• **GIVEN REQUEST**
Transcribe the records below exactly as they appear, omitting any pictures.

• **ITEMS**
Start
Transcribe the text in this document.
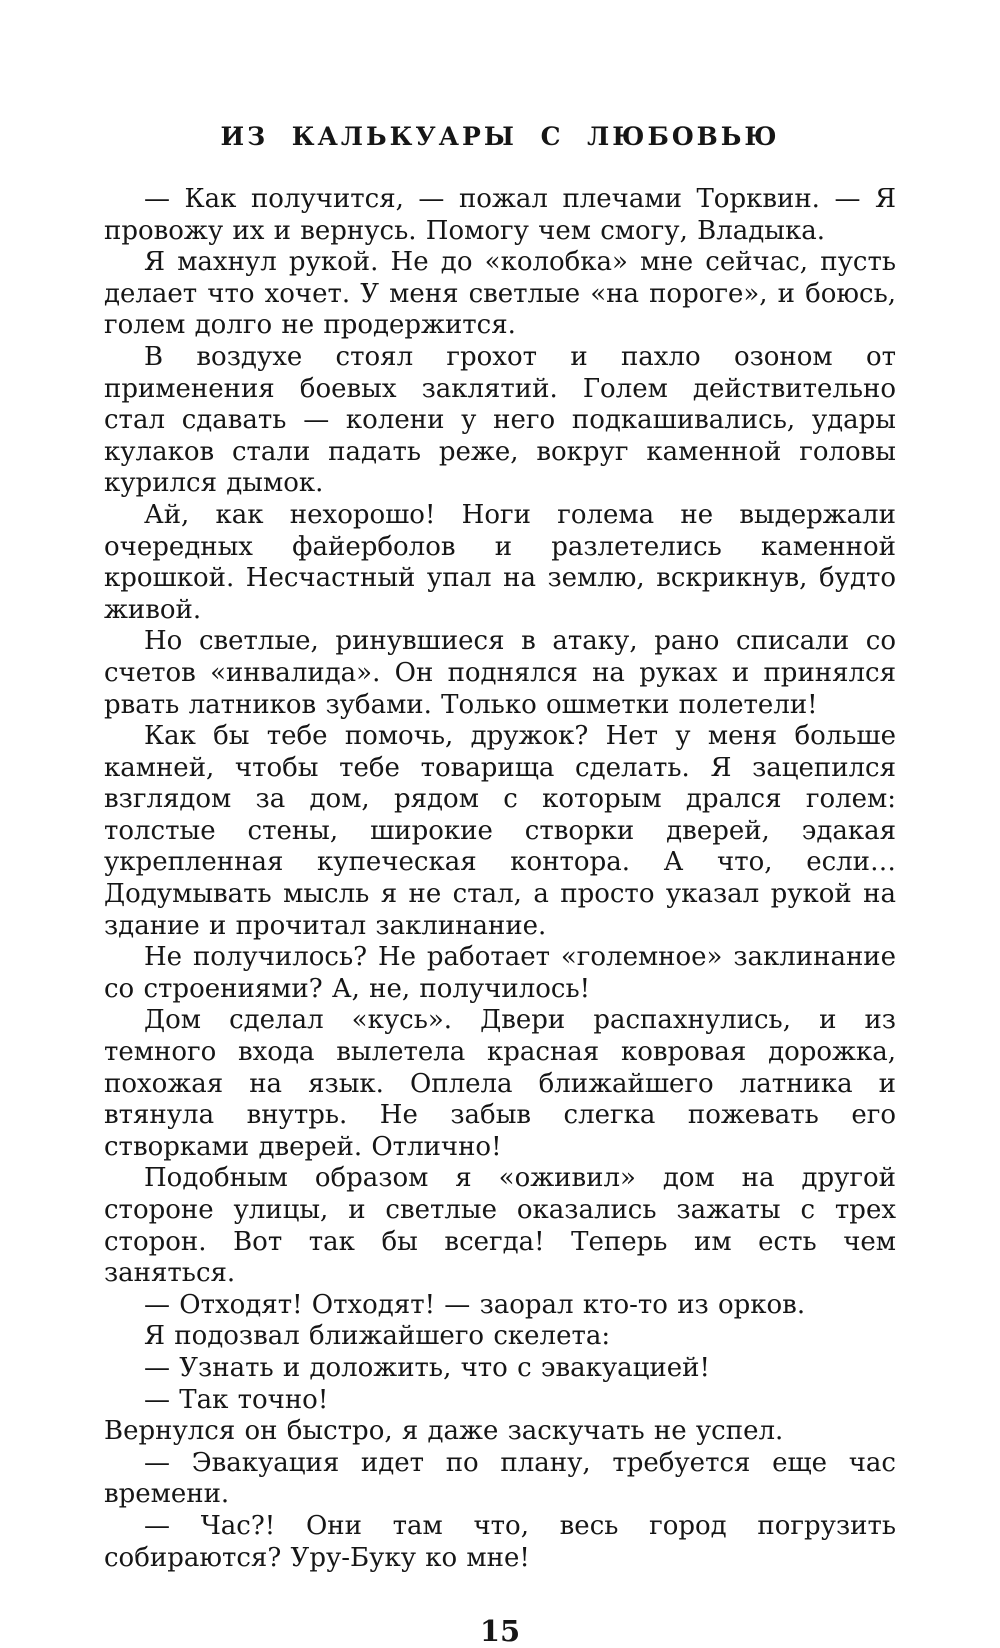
ИЗ КАЛЬКУАРЫ С ЛЮБОВЬЮ

— Как получится, — пожал плечами Торквин. — Я провожу их и вернусь. Помогу чем смогу, Владыка.

Я махнул рукой. Не до «колобка» мне сейчас, пусть делает что хочет. У меня светлые «на пороге», и боюсь, голем долго не продержится.

В воздухе стоял грохот и пахло озоном от применения боевых заклятий. Голем действительно стал сдавать — колени у него подкашивались, удары кулаков стали падать реже, вокруг каменной головы курился дымок.

Ай, как нехорошо! Ноги голема не выдержали очередных файерболов и разлетелись каменной крошкой. Несчастный упал на землю, вскрикнув, будто живой.

Но светлые, ринувшиеся в атаку, рано списали со счетов «инвалида». Он поднялся на руках и принялся рвать латников зубами. Только ошметки полетели!

Как бы тебе помочь, дружок? Нет у меня больше камней, чтобы тебе товарища сделать. Я зацепился взглядом за дом, рядом с которым дрался голем: толстые стены, широкие створки дверей, эдакая укрепленная купеческая контора. А что, если… Додумывать мысль я не стал, а просто указал рукой на здание и прочитал заклинание.

Не получилось? Не работает «големное» заклинание со строениями? А, не, получилось!

Дом сделал «кусь». Двери распахнулись, и из темного входа вылетела красная ковровая дорожка, похожая на язык. Оплела ближайшего латника и втянула внутрь. Не забыв слегка пожевать его створками дверей. Отлично!

Подобным образом я «оживил» дом на другой стороне улицы, и светлые оказались зажаты с трех сторон. Вот так бы всегда! Теперь им есть чем заняться.

— Отходят! Отходят! — заорал кто-то из орков.

Я подозвал ближайшего скелета:

— Узнать и доложить, что с эвакуацией!

— Так точно!

Вернулся он быстро, я даже заскучать не успел.

— Эвакуация идет по плану, требуется еще час времени.

— Час?! Они там что, весь город погрузить собираются? Уру-Буку ко мне!

15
End
• **REPLY TO THE EXERCISE**
Transcribe the text in this document.
ИЗ КАЛЬКУАРЫ С ЛЮБОВЬЮ

— Как получится, — пожал плечами Торквин. — Я провожу их и вернусь. Помогу чем смогу, Владыка.

Я махнул рукой. Не до «колобка» мне сейчас, пусть делает что хочет. У меня светлые «на пороге», и боюсь, голем долго не продержится.

В воздухе стоял грохот и пахло озоном от применения боевых заклятий. Голем действительно стал сдавать — колени у него подкашивались, удары кулаков стали падать реже, вокруг каменной головы курился дымок.

Ай, как нехорошо! Ноги голема не выдержали очередных файерболов и разлетелись каменной крошкой. Несчастный упал на землю, вскрикнув, будто живой.

Но светлые, ринувшиеся в атаку, рано списали со счетов «инвалида». Он поднялся на руках и принялся рвать латников зубами. Только ошметки полетели!

Как бы тебе помочь, дружок? Нет у меня больше камней, чтобы тебе товарища сделать. Я зацепился взглядом за дом, рядом с которым дрался голем: толстые стены, широкие створки дверей, эдакая укрепленная купеческая контора. А что, если… Додумывать мысль я не стал, а просто указал рукой на здание и прочитал заклинание.

Не получилось? Не работает «големное» заклинание со строениями? А, не, получилось!

Дом сделал «кусь». Двери распахнулись, и из темного входа вылетела красная ковровая дорожка, похожая на язык. Оплела ближайшего латника и втянула внутрь. Не забыв слегка пожевать его створками дверей. Отлично!

Подобным образом я «оживил» дом на другой стороне улицы, и светлые оказались зажаты с трех сторон. Вот так бы всегда! Теперь им есть чем заняться.

— Отходят! Отходят! — заорал кто-то из орков.

Я подозвал ближайшего скелета:

— Узнать и доложить, что с эвакуацией!

— Так точно!

Вернулся он быстро, я даже заскучать не успел.

— Эвакуация идет по плану, требуется еще час времени.

— Час?! Они там что, весь город погрузить собираются? Уру-Буку ко мне!

15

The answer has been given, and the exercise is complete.